### [Task objective]
Separate out the lines that hold "mean".

### [Recorded data]
-- BEGIN --

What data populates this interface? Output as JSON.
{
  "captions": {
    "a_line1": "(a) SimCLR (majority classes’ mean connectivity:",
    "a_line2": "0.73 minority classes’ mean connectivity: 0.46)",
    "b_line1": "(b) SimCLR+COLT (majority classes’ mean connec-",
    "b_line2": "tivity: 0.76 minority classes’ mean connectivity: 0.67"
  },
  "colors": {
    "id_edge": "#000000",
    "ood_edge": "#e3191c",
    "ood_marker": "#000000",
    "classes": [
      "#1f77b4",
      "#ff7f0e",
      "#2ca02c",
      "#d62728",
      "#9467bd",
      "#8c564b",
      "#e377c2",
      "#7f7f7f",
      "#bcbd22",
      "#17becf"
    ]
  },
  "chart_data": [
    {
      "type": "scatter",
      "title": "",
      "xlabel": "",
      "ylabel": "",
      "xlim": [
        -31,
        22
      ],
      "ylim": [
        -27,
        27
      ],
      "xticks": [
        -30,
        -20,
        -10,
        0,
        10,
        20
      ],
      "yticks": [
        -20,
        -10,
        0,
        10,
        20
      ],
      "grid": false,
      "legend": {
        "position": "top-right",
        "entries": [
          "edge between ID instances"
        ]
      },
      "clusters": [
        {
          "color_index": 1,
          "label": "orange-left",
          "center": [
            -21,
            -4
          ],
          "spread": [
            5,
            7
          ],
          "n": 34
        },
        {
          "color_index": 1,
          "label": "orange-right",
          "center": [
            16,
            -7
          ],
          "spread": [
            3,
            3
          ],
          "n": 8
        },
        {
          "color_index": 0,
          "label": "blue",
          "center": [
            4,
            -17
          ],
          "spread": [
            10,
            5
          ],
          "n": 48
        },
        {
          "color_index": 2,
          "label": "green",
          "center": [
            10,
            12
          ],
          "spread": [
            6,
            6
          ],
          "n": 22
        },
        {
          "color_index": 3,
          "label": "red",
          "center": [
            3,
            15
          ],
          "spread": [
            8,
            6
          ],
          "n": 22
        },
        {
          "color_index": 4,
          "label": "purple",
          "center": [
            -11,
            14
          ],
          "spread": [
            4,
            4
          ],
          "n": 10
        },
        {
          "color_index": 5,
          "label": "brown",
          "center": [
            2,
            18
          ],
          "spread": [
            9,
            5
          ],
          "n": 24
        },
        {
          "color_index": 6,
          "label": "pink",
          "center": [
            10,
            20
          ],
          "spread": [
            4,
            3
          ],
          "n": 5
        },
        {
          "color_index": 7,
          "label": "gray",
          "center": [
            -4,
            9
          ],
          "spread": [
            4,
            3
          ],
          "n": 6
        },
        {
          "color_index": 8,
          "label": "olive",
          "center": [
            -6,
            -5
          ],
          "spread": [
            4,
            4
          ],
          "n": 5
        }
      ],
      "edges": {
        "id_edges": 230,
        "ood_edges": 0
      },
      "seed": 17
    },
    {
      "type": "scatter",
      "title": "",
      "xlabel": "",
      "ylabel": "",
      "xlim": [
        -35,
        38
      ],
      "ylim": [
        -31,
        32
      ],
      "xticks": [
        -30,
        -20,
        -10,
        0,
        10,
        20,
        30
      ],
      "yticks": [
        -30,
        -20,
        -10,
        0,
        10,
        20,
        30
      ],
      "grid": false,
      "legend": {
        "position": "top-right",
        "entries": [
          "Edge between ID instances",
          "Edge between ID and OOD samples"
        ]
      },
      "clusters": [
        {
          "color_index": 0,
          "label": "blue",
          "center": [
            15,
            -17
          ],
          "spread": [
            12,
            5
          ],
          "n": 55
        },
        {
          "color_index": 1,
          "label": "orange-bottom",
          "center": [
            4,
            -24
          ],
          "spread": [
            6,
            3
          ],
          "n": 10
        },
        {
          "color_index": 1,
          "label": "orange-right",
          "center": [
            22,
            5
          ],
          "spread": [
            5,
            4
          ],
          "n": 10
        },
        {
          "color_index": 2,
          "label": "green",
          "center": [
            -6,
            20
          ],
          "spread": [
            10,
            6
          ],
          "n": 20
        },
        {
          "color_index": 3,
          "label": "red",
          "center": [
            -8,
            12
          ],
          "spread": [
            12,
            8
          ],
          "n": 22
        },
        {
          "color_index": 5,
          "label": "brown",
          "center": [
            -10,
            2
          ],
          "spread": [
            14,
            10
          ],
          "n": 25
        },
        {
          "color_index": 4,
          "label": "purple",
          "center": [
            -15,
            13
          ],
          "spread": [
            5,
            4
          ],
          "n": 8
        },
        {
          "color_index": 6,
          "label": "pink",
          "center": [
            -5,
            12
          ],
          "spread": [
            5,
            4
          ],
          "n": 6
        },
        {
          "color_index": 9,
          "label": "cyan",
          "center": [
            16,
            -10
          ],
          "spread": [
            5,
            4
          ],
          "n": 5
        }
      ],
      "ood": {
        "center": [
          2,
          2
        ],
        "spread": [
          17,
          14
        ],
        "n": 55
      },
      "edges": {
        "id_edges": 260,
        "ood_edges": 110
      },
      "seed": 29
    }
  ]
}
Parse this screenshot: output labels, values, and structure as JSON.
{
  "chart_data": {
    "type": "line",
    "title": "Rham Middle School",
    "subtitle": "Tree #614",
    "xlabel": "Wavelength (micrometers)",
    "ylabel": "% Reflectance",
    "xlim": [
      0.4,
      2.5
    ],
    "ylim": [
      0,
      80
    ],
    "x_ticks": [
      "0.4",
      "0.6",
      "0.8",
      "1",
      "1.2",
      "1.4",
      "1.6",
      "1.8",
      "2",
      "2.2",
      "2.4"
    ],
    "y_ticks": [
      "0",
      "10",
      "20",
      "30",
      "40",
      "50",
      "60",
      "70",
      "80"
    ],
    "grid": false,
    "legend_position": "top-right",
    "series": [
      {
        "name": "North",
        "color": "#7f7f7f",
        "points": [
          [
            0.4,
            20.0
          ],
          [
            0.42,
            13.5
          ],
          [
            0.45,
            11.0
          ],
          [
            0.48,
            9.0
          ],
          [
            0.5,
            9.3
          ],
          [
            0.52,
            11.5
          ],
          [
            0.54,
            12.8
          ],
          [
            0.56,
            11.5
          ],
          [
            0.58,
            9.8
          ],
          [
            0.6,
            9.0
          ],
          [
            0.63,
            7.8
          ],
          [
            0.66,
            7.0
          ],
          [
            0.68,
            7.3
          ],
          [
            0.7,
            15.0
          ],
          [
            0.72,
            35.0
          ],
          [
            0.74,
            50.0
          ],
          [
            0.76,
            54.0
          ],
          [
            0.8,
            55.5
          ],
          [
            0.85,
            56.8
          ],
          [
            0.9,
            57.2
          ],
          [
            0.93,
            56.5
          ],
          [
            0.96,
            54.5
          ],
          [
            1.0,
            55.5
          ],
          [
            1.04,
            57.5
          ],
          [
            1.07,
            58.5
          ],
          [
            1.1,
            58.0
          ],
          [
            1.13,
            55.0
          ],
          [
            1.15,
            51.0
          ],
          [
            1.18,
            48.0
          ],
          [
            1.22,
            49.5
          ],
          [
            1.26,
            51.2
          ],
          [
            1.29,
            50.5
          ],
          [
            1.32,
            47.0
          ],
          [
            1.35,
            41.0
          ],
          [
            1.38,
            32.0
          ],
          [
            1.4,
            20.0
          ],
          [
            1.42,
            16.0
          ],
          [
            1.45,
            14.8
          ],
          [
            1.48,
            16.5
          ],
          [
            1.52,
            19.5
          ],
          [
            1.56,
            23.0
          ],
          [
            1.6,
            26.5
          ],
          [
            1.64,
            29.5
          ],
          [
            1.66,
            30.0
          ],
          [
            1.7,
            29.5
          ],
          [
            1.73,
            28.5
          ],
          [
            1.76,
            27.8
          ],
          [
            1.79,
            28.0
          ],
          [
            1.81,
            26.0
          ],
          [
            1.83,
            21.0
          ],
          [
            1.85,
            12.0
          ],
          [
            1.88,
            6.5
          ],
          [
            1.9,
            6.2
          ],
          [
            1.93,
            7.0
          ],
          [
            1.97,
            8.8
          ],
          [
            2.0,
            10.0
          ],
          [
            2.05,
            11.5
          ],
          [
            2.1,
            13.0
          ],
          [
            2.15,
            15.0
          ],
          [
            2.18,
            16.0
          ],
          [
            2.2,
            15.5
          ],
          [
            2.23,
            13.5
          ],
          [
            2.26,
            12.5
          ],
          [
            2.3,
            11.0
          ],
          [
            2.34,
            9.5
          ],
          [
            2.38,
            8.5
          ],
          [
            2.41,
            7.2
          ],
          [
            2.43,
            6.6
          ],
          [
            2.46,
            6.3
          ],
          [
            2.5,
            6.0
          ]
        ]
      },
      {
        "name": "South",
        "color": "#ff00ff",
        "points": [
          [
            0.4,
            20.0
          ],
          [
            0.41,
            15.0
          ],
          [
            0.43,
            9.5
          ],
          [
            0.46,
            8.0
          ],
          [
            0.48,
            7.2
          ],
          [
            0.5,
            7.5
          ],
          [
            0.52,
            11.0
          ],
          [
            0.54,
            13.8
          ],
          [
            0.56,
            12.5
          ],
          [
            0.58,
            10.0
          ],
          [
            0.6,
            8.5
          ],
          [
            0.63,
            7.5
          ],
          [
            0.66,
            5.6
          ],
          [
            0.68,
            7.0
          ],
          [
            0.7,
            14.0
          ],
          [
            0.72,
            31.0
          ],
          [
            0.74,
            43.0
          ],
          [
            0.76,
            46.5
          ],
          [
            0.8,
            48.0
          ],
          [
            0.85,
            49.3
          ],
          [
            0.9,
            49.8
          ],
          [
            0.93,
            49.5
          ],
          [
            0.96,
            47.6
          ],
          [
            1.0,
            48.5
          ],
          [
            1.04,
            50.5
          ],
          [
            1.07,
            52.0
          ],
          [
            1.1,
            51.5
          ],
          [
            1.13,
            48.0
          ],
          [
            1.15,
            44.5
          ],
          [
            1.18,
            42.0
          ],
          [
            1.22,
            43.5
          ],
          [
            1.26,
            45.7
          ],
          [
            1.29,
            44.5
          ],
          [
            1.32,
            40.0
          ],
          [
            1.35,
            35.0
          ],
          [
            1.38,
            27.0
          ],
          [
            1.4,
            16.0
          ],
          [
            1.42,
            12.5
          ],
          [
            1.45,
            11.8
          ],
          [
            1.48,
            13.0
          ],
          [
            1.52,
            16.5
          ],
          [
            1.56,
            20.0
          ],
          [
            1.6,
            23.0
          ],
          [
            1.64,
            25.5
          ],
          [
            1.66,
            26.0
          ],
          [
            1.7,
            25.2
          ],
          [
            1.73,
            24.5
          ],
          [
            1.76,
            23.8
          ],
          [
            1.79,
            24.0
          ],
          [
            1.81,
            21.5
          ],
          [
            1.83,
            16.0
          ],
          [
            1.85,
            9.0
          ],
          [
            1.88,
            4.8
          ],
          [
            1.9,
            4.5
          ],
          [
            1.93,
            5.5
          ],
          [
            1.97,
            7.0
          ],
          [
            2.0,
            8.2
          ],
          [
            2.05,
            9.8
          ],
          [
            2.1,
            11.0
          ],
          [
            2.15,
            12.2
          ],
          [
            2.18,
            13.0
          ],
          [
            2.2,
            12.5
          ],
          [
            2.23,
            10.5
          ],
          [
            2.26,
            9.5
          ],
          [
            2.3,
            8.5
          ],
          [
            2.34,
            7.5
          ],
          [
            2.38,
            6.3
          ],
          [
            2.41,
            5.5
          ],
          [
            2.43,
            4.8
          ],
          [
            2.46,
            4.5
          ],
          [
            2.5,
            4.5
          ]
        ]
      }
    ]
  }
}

-- END --

### [Final answer]
    "a_line1": "(a) SimCLR (majority classes’ mean connectivity:",
    "a_line2": "0.73 minority classes’ mean connectivity: 0.46)",
    "b_line1": "(b) SimCLR+COLT (majority classes’ mean connec-",
    "b_line2": "tivity: 0.76 minority classes’ mean connectivity: 0.67"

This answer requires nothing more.